• **WRITTEN TASK**: Output the records. Match them exactly.

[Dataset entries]
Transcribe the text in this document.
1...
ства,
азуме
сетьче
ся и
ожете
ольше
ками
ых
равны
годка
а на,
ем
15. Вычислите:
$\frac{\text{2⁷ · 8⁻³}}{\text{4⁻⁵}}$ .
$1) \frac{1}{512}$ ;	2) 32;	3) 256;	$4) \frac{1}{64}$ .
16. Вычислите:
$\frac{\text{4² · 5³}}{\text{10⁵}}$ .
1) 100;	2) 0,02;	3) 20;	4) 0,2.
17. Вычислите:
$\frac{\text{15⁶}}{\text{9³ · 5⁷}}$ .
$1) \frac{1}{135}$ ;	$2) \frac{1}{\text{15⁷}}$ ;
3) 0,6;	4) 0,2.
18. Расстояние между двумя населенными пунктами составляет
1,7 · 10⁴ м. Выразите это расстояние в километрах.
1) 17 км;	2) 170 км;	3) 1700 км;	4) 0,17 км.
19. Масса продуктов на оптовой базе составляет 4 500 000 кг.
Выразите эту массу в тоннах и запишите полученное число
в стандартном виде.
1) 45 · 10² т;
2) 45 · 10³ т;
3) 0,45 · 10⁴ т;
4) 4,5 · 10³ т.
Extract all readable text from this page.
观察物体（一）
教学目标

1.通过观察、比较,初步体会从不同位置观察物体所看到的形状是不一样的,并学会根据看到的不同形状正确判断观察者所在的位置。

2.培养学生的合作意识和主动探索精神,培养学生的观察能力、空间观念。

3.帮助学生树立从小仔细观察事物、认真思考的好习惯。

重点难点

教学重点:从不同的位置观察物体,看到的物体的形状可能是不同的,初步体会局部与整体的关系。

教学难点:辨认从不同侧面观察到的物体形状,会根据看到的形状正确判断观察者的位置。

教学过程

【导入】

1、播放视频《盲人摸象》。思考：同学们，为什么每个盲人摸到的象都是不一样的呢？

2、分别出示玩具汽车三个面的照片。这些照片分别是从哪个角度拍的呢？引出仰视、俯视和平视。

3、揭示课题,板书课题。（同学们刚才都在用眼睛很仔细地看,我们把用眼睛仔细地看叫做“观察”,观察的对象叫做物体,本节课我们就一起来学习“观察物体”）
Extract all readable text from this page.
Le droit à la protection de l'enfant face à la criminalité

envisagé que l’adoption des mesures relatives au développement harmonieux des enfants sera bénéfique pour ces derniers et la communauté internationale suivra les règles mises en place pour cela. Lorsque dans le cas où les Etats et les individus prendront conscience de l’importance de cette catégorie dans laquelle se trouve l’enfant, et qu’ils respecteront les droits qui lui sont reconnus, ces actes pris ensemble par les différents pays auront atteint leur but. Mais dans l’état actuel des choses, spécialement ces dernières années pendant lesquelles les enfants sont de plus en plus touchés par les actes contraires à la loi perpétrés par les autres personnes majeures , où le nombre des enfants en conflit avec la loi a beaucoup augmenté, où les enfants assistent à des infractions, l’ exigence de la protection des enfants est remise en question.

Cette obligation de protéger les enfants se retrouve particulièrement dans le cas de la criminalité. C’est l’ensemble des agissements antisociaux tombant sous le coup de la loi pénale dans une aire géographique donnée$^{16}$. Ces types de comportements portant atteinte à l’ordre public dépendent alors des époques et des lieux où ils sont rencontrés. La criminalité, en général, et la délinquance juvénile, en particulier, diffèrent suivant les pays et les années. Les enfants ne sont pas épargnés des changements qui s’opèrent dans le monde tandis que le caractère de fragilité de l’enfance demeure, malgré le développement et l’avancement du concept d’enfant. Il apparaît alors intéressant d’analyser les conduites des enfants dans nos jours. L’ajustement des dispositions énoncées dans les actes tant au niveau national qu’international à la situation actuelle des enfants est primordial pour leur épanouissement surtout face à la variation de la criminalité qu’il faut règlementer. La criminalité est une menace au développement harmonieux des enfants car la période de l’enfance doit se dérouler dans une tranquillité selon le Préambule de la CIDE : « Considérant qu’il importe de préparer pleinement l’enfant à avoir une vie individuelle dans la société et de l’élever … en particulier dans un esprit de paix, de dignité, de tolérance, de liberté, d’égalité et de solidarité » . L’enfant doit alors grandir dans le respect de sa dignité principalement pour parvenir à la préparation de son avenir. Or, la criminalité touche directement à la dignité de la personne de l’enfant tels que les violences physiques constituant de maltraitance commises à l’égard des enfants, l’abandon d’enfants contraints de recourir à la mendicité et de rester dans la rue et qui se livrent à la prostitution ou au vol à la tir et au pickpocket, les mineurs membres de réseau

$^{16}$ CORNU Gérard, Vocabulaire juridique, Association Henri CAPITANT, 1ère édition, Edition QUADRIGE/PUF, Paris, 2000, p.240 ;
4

• **TASK RESPONSE**:
Transcribe the text in this document.
1...
ства,
азуме
сетьче
ся и
ожете
ольше
ками
ых
равны
годка
а на,
ем
15. Вычислите:
$\frac{\text{2⁷ · 8⁻³}}{\text{4⁻⁵}}$ .
$1) \frac{1}{512}$ ;	2) 32;	3) 256;	$4) \frac{1}{64}$ .
16. Вычислите:
$\frac{\text{4² · 5³}}{\text{10⁵}}$ .
1) 100;	2) 0,02;	3) 20;	4) 0,2.
17. Вычислите:
$\frac{\text{15⁶}}{\text{9³ · 5⁷}}$ .
$1) \frac{1}{135}$ ;	$2) \frac{1}{\text{15⁷}}$ ;
3) 0,6;	4) 0,2.
18. Расстояние между двумя населенными пунктами составляет
1,7 · 10⁴ м. Выразите это расстояние в километрах.
1) 17 км;	2) 170 км;	3) 1700 км;	4) 0,17 км.
19. Масса продуктов на оптовой базе составляет 4 500 000 кг.
Выразите эту массу в тоннах и запишите полученное число
в стандартном виде.
1) 45 · 10² т;
2) 45 · 10³ т;
3) 0,45 · 10⁴ т;
4) 4,5 · 10³ т.
Extract all readable text from this page.
观察物体（一）
教学目标

1.通过观察、比较,初步体会从不同位置观察物体所看到的形状是不一样的,并学会根据看到的不同形状正确判断观察者所在的位置。

2.培养学生的合作意识和主动探索精神,培养学生的观察能力、空间观念。

3.帮助学生树立从小仔细观察事物、认真思考的好习惯。

重点难点

教学重点:从不同的位置观察物体,看到的物体的形状可能是不同的,初步体会局部与整体的关系。

教学难点:辨认从不同侧面观察到的物体形状,会根据看到的形状正确判断观察者的位置。

教学过程

【导入】

1、播放视频《盲人摸象》。思考：同学们，为什么每个盲人摸到的象都是不一样的呢？

2、分别出示玩具汽车三个面的照片。这些照片分别是从哪个角度拍的呢？引出仰视、俯视和平视。

3、揭示课题,板书课题。（同学们刚才都在用眼睛很仔细地看,我们把用眼睛仔细地看叫做“观察”,观察的对象叫做物体,本节课我们就一起来学习“观察物体”）
Extract all readable text from this page.
Le droit à la protection de l'enfant face à la criminalité

envisagé que l’adoption des mesures relatives au développement harmonieux des enfants sera bénéfique pour ces derniers et la communauté internationale suivra les règles mises en place pour cela. Lorsque dans le cas où les Etats et les individus prendront conscience de l’importance de cette catégorie dans laquelle se trouve l’enfant, et qu’ils respecteront les droits qui lui sont reconnus, ces actes pris ensemble par les différents pays auront atteint leur but. Mais dans l’état actuel des choses, spécialement ces dernières années pendant lesquelles les enfants sont de plus en plus touchés par les actes contraires à la loi perpétrés par les autres personnes majeures , où le nombre des enfants en conflit avec la loi a beaucoup augmenté, où les enfants assistent à des infractions, l’ exigence de la protection des enfants est remise en question.

Cette obligation de protéger les enfants se retrouve particulièrement dans le cas de la criminalité. C’est l’ensemble des agissements antisociaux tombant sous le coup de la loi pénale dans une aire géographique donnée$^{16}$. Ces types de comportements portant atteinte à l’ordre public dépendent alors des époques et des lieux où ils sont rencontrés. La criminalité, en général, et la délinquance juvénile, en particulier, diffèrent suivant les pays et les années. Les enfants ne sont pas épargnés des changements qui s’opèrent dans le monde tandis que le caractère de fragilité de l’enfance demeure, malgré le développement et l’avancement du concept d’enfant. Il apparaît alors intéressant d’analyser les conduites des enfants dans nos jours. L’ajustement des dispositions énoncées dans les actes tant au niveau national qu’international à la situation actuelle des enfants est primordial pour leur épanouissement surtout face à la variation de la criminalité qu’il faut règlementer. La criminalité est une menace au développement harmonieux des enfants car la période de l’enfance doit se dérouler dans une tranquillité selon le Préambule de la CIDE : « Considérant qu’il importe de préparer pleinement l’enfant à avoir une vie individuelle dans la société et de l’élever … en particulier dans un esprit de paix, de dignité, de tolérance, de liberté, d’égalité et de solidarité » . L’enfant doit alors grandir dans le respect de sa dignité principalement pour parvenir à la préparation de son avenir. Or, la criminalité touche directement à la dignité de la personne de l’enfant tels que les violences physiques constituant de maltraitance commises à l’égard des enfants, l’abandon d’enfants contraints de recourir à la mendicité et de rester dans la rue et qui se livrent à la prostitution ou au vol à la tir et au pickpocket, les mineurs membres de réseau

$^{16}$ CORNU Gérard, Vocabulaire juridique, Association Henri CAPITANT, 1ère édition, Edition QUADRIGE/PUF, Paris, 2000, p.240 ;
4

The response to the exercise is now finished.